What is expected | Exclude the pictures and return every line exactly as written.

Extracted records
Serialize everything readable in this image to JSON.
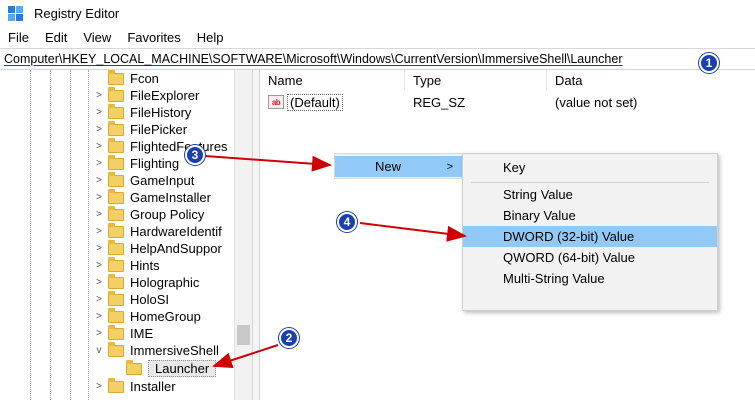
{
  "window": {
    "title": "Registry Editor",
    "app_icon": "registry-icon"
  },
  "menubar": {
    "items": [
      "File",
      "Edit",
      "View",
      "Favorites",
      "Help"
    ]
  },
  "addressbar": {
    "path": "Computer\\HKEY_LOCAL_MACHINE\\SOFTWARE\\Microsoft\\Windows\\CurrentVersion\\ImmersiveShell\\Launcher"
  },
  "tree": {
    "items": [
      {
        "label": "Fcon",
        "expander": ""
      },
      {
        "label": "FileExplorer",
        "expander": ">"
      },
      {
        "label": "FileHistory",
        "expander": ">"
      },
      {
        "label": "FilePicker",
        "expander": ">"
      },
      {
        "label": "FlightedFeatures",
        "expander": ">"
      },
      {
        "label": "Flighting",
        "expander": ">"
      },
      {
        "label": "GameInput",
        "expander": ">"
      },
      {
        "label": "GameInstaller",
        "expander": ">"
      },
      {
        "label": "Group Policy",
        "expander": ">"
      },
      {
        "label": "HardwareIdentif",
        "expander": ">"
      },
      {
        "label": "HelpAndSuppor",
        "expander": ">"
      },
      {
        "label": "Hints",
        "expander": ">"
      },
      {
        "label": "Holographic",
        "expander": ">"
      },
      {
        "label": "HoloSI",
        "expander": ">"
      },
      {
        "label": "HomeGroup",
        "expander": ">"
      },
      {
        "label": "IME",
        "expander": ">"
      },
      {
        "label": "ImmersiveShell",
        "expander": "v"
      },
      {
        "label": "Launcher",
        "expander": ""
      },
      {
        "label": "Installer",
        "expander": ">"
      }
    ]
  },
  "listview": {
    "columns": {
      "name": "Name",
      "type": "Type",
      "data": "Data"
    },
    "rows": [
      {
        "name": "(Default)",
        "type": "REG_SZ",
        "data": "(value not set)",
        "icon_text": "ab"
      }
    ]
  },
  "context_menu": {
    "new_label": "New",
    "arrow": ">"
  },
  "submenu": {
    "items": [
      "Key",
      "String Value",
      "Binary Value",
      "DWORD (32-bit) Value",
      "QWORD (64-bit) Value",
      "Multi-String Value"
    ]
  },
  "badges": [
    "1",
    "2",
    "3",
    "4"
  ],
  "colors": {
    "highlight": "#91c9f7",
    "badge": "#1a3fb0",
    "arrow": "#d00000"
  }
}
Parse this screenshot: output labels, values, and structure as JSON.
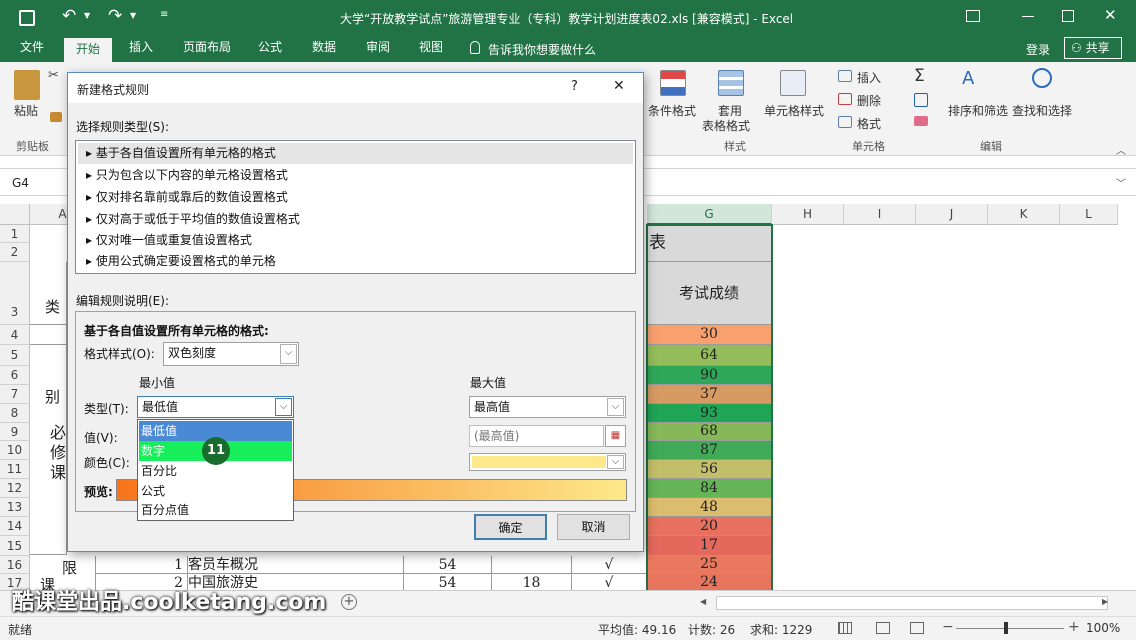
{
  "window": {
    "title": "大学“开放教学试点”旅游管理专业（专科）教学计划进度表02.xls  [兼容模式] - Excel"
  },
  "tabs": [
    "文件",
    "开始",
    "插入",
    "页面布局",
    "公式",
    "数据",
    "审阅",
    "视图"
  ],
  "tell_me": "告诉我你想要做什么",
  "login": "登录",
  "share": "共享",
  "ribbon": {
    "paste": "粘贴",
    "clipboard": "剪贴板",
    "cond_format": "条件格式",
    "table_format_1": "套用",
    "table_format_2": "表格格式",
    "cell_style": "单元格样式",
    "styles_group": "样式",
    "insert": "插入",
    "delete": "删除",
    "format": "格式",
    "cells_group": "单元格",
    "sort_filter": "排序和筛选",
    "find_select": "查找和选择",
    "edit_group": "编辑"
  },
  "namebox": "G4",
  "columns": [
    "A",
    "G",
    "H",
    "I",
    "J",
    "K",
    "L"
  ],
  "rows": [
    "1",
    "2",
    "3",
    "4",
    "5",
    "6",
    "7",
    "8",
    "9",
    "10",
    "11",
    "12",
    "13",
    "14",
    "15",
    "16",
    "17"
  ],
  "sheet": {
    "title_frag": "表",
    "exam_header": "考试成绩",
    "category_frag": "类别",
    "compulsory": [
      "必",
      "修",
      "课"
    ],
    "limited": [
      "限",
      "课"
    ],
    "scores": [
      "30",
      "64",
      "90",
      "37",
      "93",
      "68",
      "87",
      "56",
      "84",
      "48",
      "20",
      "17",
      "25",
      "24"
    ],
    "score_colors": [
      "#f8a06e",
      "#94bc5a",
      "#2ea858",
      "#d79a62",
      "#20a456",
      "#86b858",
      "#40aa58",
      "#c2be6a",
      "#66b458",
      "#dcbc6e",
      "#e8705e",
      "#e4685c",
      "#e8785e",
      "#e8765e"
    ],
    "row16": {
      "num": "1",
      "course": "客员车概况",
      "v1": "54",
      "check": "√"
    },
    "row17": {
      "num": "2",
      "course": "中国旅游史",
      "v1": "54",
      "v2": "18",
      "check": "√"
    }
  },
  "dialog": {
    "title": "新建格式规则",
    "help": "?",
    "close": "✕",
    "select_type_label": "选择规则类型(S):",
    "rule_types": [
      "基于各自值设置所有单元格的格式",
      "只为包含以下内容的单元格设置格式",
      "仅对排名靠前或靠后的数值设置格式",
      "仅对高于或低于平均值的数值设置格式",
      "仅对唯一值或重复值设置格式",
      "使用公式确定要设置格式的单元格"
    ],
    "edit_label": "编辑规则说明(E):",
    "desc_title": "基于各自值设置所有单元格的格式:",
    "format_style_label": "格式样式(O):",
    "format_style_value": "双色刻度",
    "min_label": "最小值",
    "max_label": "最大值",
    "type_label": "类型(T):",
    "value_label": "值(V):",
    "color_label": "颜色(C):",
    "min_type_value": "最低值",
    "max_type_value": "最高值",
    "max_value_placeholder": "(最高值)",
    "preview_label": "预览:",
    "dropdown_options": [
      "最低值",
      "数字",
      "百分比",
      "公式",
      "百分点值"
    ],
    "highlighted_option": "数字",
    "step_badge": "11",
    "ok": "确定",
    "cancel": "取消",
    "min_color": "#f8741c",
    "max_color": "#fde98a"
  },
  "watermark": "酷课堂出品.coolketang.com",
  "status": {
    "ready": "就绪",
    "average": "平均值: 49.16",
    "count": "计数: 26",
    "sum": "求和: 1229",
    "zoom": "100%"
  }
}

Answer to this problem |
Serialize everything readable in this image to JSON.
{
  "window": {
    "title": "Registry Editor",
    "app_icon": "registry-icon"
  },
  "menubar": {
    "items": [
      "File",
      "Edit",
      "View",
      "Favorites",
      "Help"
    ]
  },
  "addressbar": {
    "path": "Computer\\HKEY_LOCAL_MACHINE\\SOFTWARE\\Microsoft\\Windows\\CurrentVersion\\ImmersiveShell\\Launcher"
  },
  "tree": {
    "items": [
      {
        "label": "Fcon",
        "expander": ""
      },
      {
        "label": "FileExplorer",
        "expander": ">"
      },
      {
        "label": "FileHistory",
        "expander": ">"
      },
      {
        "label": "FilePicker",
        "expander": ">"
      },
      {
        "label": "FlightedFeatures",
        "expander": ">"
      },
      {
        "label": "Flighting",
        "expander": ">"
      },
      {
        "label": "GameInput",
        "expander": ">"
      },
      {
        "label": "GameInstaller",
        "expander": ">"
      },
      {
        "label": "Group Policy",
        "expander": ">"
      },
      {
        "label": "HardwareIdentif",
        "expander": ">"
      },
      {
        "label": "HelpAndSuppor",
        "expander": ">"
      },
      {
        "label": "Hints",
        "expander": ">"
      },
      {
        "label": "Holographic",
        "expander": ">"
      },
      {
        "label": "HoloSI",
        "expander": ">"
      },
      {
        "label": "HomeGroup",
        "expander": ">"
      },
      {
        "label": "IME",
        "expander": ">"
      },
      {
        "label": "ImmersiveShell",
        "expander": "v"
      },
      {
        "label": "Launcher",
        "expander": ""
      },
      {
        "label": "Installer",
        "expander": ">"
      }
    ]
  },
  "listview": {
    "columns": {
      "name": "Name",
      "type": "Type",
      "data": "Data"
    },
    "rows": [
      {
        "name": "(Default)",
        "type": "REG_SZ",
        "data": "(value not set)",
        "icon_text": "ab"
      }
    ]
  },
  "context_menu": {
    "new_label": "New",
    "arrow": ">"
  },
  "submenu": {
    "items": [
      "Key",
      "String Value",
      "Binary Value",
      "DWORD (32-bit) Value",
      "QWORD (64-bit) Value",
      "Multi-String Value"
    ]
  },
  "badges": [
    "1",
    "2",
    "3",
    "4"
  ],
  "colors": {
    "highlight": "#91c9f7",
    "badge": "#1a3fb0",
    "arrow": "#d00000"
  }
}
Parse this screenshot: output labels, values, and structure as JSON.
{
  "window": {
    "title": "大学“开放教学试点”旅游管理专业（专科）教学计划进度表02.xls  [兼容模式] - Excel"
  },
  "tabs": [
    "文件",
    "开始",
    "插入",
    "页面布局",
    "公式",
    "数据",
    "审阅",
    "视图"
  ],
  "tell_me": "告诉我你想要做什么",
  "login": "登录",
  "share": "共享",
  "ribbon": {
    "paste": "粘贴",
    "clipboard": "剪贴板",
    "cond_format": "条件格式",
    "table_format_1": "套用",
    "table_format_2": "表格格式",
    "cell_style": "单元格样式",
    "styles_group": "样式",
    "insert": "插入",
    "delete": "删除",
    "format": "格式",
    "cells_group": "单元格",
    "sort_filter": "排序和筛选",
    "find_select": "查找和选择",
    "edit_group": "编辑"
  },
  "namebox": "G4",
  "columns": [
    "A",
    "G",
    "H",
    "I",
    "J",
    "K",
    "L"
  ],
  "rows": [
    "1",
    "2",
    "3",
    "4",
    "5",
    "6",
    "7",
    "8",
    "9",
    "10",
    "11",
    "12",
    "13",
    "14",
    "15",
    "16",
    "17"
  ],
  "sheet": {
    "title_frag": "表",
    "exam_header": "考试成绩",
    "category_frag": "类别",
    "compulsory": [
      "必",
      "修",
      "课"
    ],
    "limited": [
      "限",
      "课"
    ],
    "scores": [
      "30",
      "64",
      "90",
      "37",
      "93",
      "68",
      "87",
      "56",
      "84",
      "48",
      "20",
      "17",
      "25",
      "24"
    ],
    "score_colors": [
      "#f8a06e",
      "#94bc5a",
      "#2ea858",
      "#d79a62",
      "#20a456",
      "#86b858",
      "#40aa58",
      "#c2be6a",
      "#66b458",
      "#dcbc6e",
      "#e8705e",
      "#e4685c",
      "#e8785e",
      "#e8765e"
    ],
    "row16": {
      "num": "1",
      "course": "客员车概况",
      "v1": "54",
      "check": "√"
    },
    "row17": {
      "num": "2",
      "course": "中国旅游史",
      "v1": "54",
      "v2": "18",
      "check": "√"
    }
  },
  "dialog": {
    "title": "新建格式规则",
    "help": "?",
    "close": "✕",
    "select_type_label": "选择规则类型(S):",
    "rule_types": [
      "基于各自值设置所有单元格的格式",
      "只为包含以下内容的单元格设置格式",
      "仅对排名靠前或靠后的数值设置格式",
      "仅对高于或低于平均值的数值设置格式",
      "仅对唯一值或重复值设置格式",
      "使用公式确定要设置格式的单元格"
    ],
    "edit_label": "编辑规则说明(E):",
    "desc_title": "基于各自值设置所有单元格的格式:",
    "format_style_label": "格式样式(O):",
    "format_style_value": "双色刻度",
    "min_label": "最小值",
    "max_label": "最大值",
    "type_label": "类型(T):",
    "value_label": "值(V):",
    "color_label": "颜色(C):",
    "min_type_value": "最低值",
    "max_type_value": "最高值",
    "max_value_placeholder": "(最高值)",
    "preview_label": "预览:",
    "dropdown_options": [
      "最低值",
      "数字",
      "百分比",
      "公式",
      "百分点值"
    ],
    "highlighted_option": "数字",
    "step_badge": "11",
    "ok": "确定",
    "cancel": "取消",
    "min_color": "#f8741c",
    "max_color": "#fde98a"
  },
  "watermark": "酷课堂出品.coolketang.com",
  "status": {
    "ready": "就绪",
    "average": "平均值: 49.16",
    "count": "计数: 26",
    "sum": "求和: 1229",
    "zoom": "100%"
  }
}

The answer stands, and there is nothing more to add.